Start Material for the task

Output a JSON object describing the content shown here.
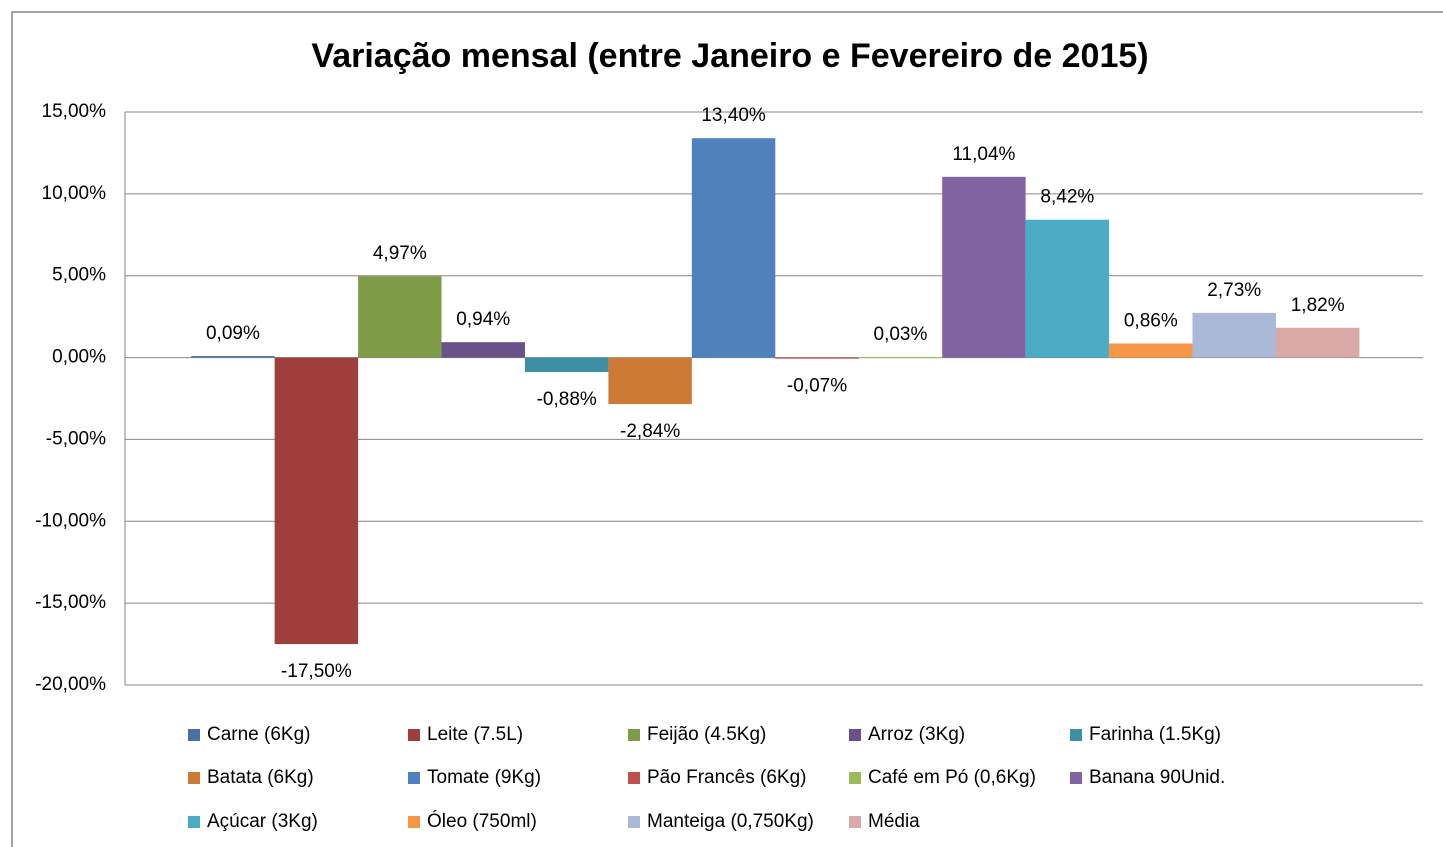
{
  "chart_data": {
    "type": "bar",
    "title": "Variação mensal (entre Janeiro e Fevereiro de 2015)",
    "ylim": [
      -20,
      15
    ],
    "yticks": [
      {
        "value": -20,
        "label": "-20,00%"
      },
      {
        "value": -15,
        "label": "-15,00%"
      },
      {
        "value": -10,
        "label": "-10,00%"
      },
      {
        "value": -5,
        "label": "-5,00%"
      },
      {
        "value": 0,
        "label": "0,00%"
      },
      {
        "value": 5,
        "label": "5,00%"
      },
      {
        "value": 10,
        "label": "10,00%"
      },
      {
        "value": 15,
        "label": "15,00%"
      }
    ],
    "grid": true,
    "legend": "bottom",
    "series": [
      {
        "name": "Carne (6Kg)",
        "color": "#4a6fa5",
        "values": [
          0.09
        ],
        "value_labels": [
          "0,09%"
        ]
      },
      {
        "name": "Leite (7.5L)",
        "color": "#9e3f3c",
        "values": [
          -17.5
        ],
        "value_labels": [
          "-17,50%"
        ]
      },
      {
        "name": "Feijão (4.5Kg)",
        "color": "#7e9b47",
        "values": [
          4.97
        ],
        "value_labels": [
          "4,97%"
        ]
      },
      {
        "name": "Arroz (3Kg)",
        "color": "#6a5189",
        "values": [
          0.94
        ],
        "value_labels": [
          "0,94%"
        ]
      },
      {
        "name": "Farinha (1.5Kg)",
        "color": "#3d8fa6",
        "values": [
          -0.88
        ],
        "value_labels": [
          "-0,88%"
        ]
      },
      {
        "name": "Batata (6Kg)",
        "color": "#cc7a35",
        "values": [
          -2.84
        ],
        "value_labels": [
          "-2,84%"
        ]
      },
      {
        "name": "Tomate (9Kg)",
        "color": "#4f81bd",
        "values": [
          13.4
        ],
        "value_labels": [
          "13,40%"
        ]
      },
      {
        "name": "Pão Francês (6Kg)",
        "color": "#c0504d",
        "values": [
          -0.07
        ],
        "value_labels": [
          "-0,07%"
        ]
      },
      {
        "name": "Café em Pó (0,6Kg)",
        "color": "#9bbb59",
        "values": [
          0.03
        ],
        "value_labels": [
          "0,03%"
        ]
      },
      {
        "name": "Banana 90Unid.",
        "color": "#8064a2",
        "values": [
          11.04
        ],
        "value_labels": [
          "11,04%"
        ]
      },
      {
        "name": "Açúcar (3Kg)",
        "color": "#4bacc6",
        "values": [
          8.42
        ],
        "value_labels": [
          "8,42%"
        ]
      },
      {
        "name": "Óleo (750ml)",
        "color": "#f79646",
        "values": [
          0.86
        ],
        "value_labels": [
          "0,86%"
        ]
      },
      {
        "name": "Manteiga (0,750Kg)",
        "color": "#a9b9d7",
        "values": [
          2.73
        ],
        "value_labels": [
          "2,73%"
        ]
      },
      {
        "name": "Média",
        "color": "#d9a9a8",
        "values": [
          1.82
        ],
        "value_labels": [
          "1,82%"
        ]
      }
    ]
  }
}
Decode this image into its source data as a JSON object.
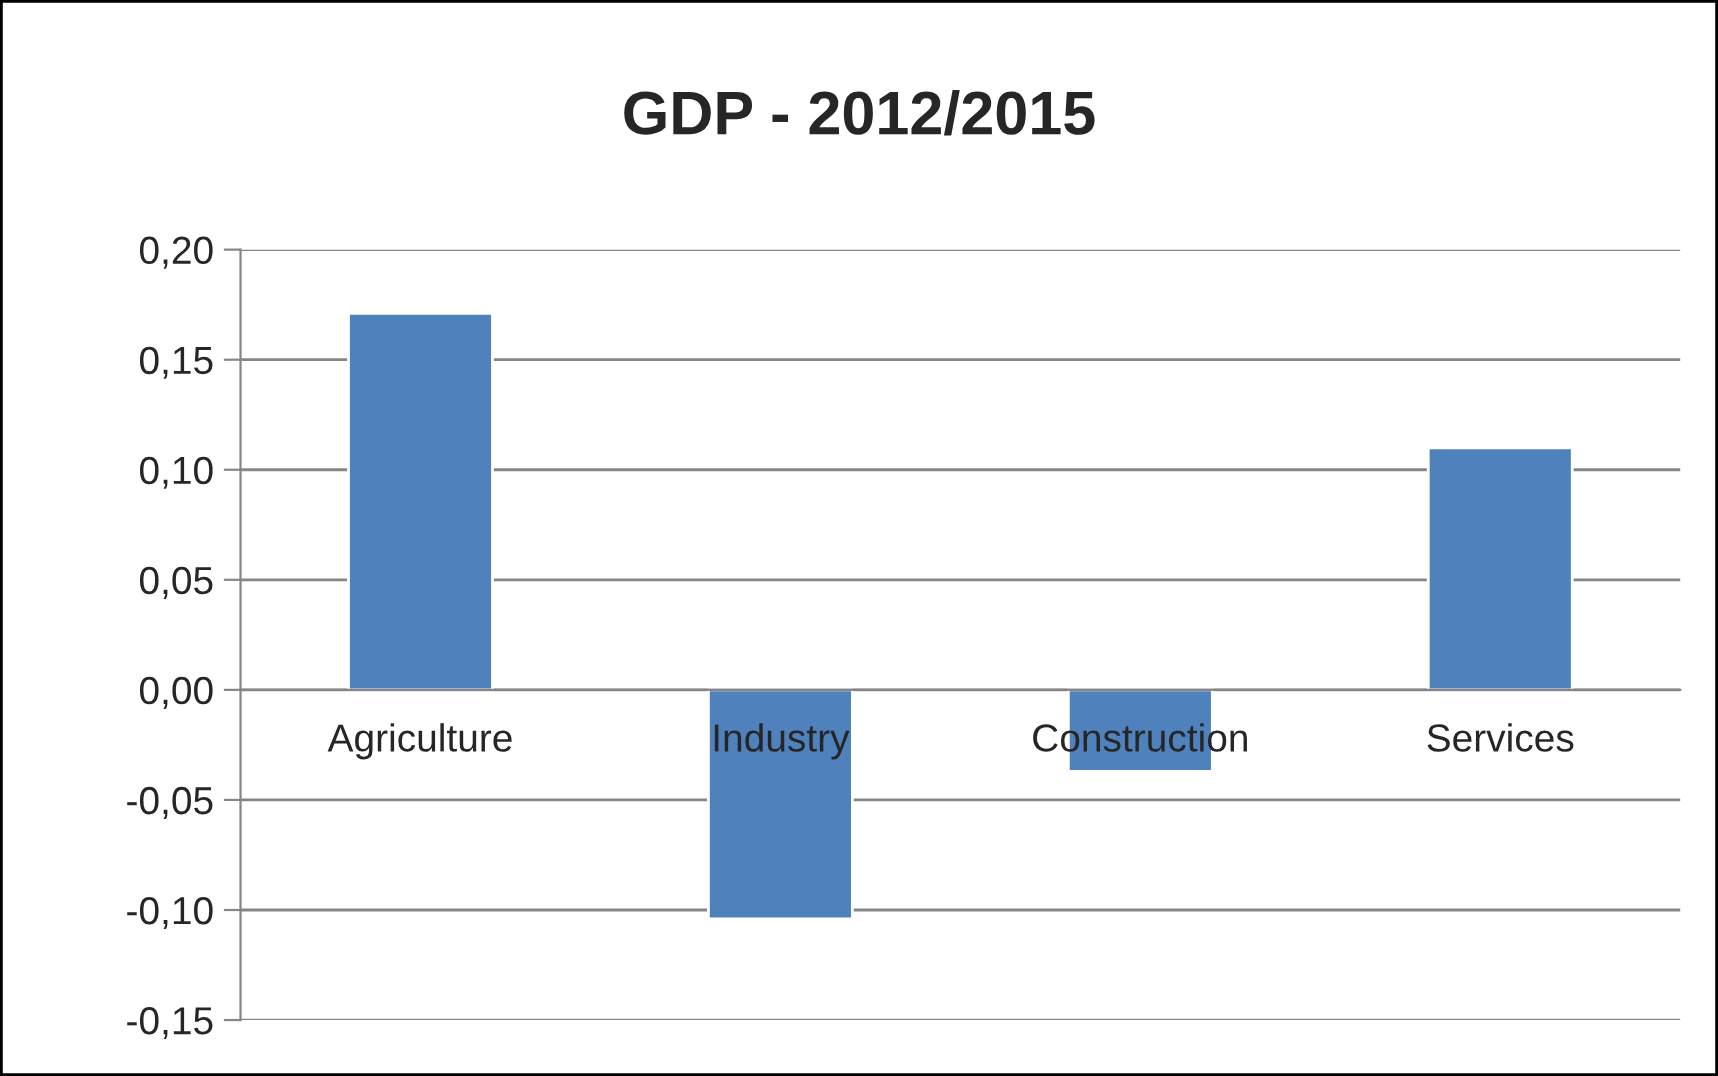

End Material for the task

Print the entries above exactly, taking out only the pictures.

- **Exercise result**:
Output a JSON object describing the content shown here.
{
  "chart_data": {
    "type": "bar",
    "title": "Variação mensal (entre Janeiro e Fevereiro de 2015)",
    "ylim": [
      -20,
      15
    ],
    "yticks": [
      {
        "value": -20,
        "label": "-20,00%"
      },
      {
        "value": -15,
        "label": "-15,00%"
      },
      {
        "value": -10,
        "label": "-10,00%"
      },
      {
        "value": -5,
        "label": "-5,00%"
      },
      {
        "value": 0,
        "label": "0,00%"
      },
      {
        "value": 5,
        "label": "5,00%"
      },
      {
        "value": 10,
        "label": "10,00%"
      },
      {
        "value": 15,
        "label": "15,00%"
      }
    ],
    "grid": true,
    "legend": "bottom",
    "series": [
      {
        "name": "Carne (6Kg)",
        "color": "#4a6fa5",
        "values": [
          0.09
        ],
        "value_labels": [
          "0,09%"
        ]
      },
      {
        "name": "Leite (7.5L)",
        "color": "#9e3f3c",
        "values": [
          -17.5
        ],
        "value_labels": [
          "-17,50%"
        ]
      },
      {
        "name": "Feijão (4.5Kg)",
        "color": "#7e9b47",
        "values": [
          4.97
        ],
        "value_labels": [
          "4,97%"
        ]
      },
      {
        "name": "Arroz (3Kg)",
        "color": "#6a5189",
        "values": [
          0.94
        ],
        "value_labels": [
          "0,94%"
        ]
      },
      {
        "name": "Farinha (1.5Kg)",
        "color": "#3d8fa6",
        "values": [
          -0.88
        ],
        "value_labels": [
          "-0,88%"
        ]
      },
      {
        "name": "Batata (6Kg)",
        "color": "#cc7a35",
        "values": [
          -2.84
        ],
        "value_labels": [
          "-2,84%"
        ]
      },
      {
        "name": "Tomate (9Kg)",
        "color": "#4f81bd",
        "values": [
          13.4
        ],
        "value_labels": [
          "13,40%"
        ]
      },
      {
        "name": "Pão Francês (6Kg)",
        "color": "#c0504d",
        "values": [
          -0.07
        ],
        "value_labels": [
          "-0,07%"
        ]
      },
      {
        "name": "Café em Pó (0,6Kg)",
        "color": "#9bbb59",
        "values": [
          0.03
        ],
        "value_labels": [
          "0,03%"
        ]
      },
      {
        "name": "Banana 90Unid.",
        "color": "#8064a2",
        "values": [
          11.04
        ],
        "value_labels": [
          "11,04%"
        ]
      },
      {
        "name": "Açúcar (3Kg)",
        "color": "#4bacc6",
        "values": [
          8.42
        ],
        "value_labels": [
          "8,42%"
        ]
      },
      {
        "name": "Óleo (750ml)",
        "color": "#f79646",
        "values": [
          0.86
        ],
        "value_labels": [
          "0,86%"
        ]
      },
      {
        "name": "Manteiga (0,750Kg)",
        "color": "#a9b9d7",
        "values": [
          2.73
        ],
        "value_labels": [
          "2,73%"
        ]
      },
      {
        "name": "Média",
        "color": "#d9a9a8",
        "values": [
          1.82
        ],
        "value_labels": [
          "1,82%"
        ]
      }
    ]
  }
}
Decode this image into its source data as a JSON object.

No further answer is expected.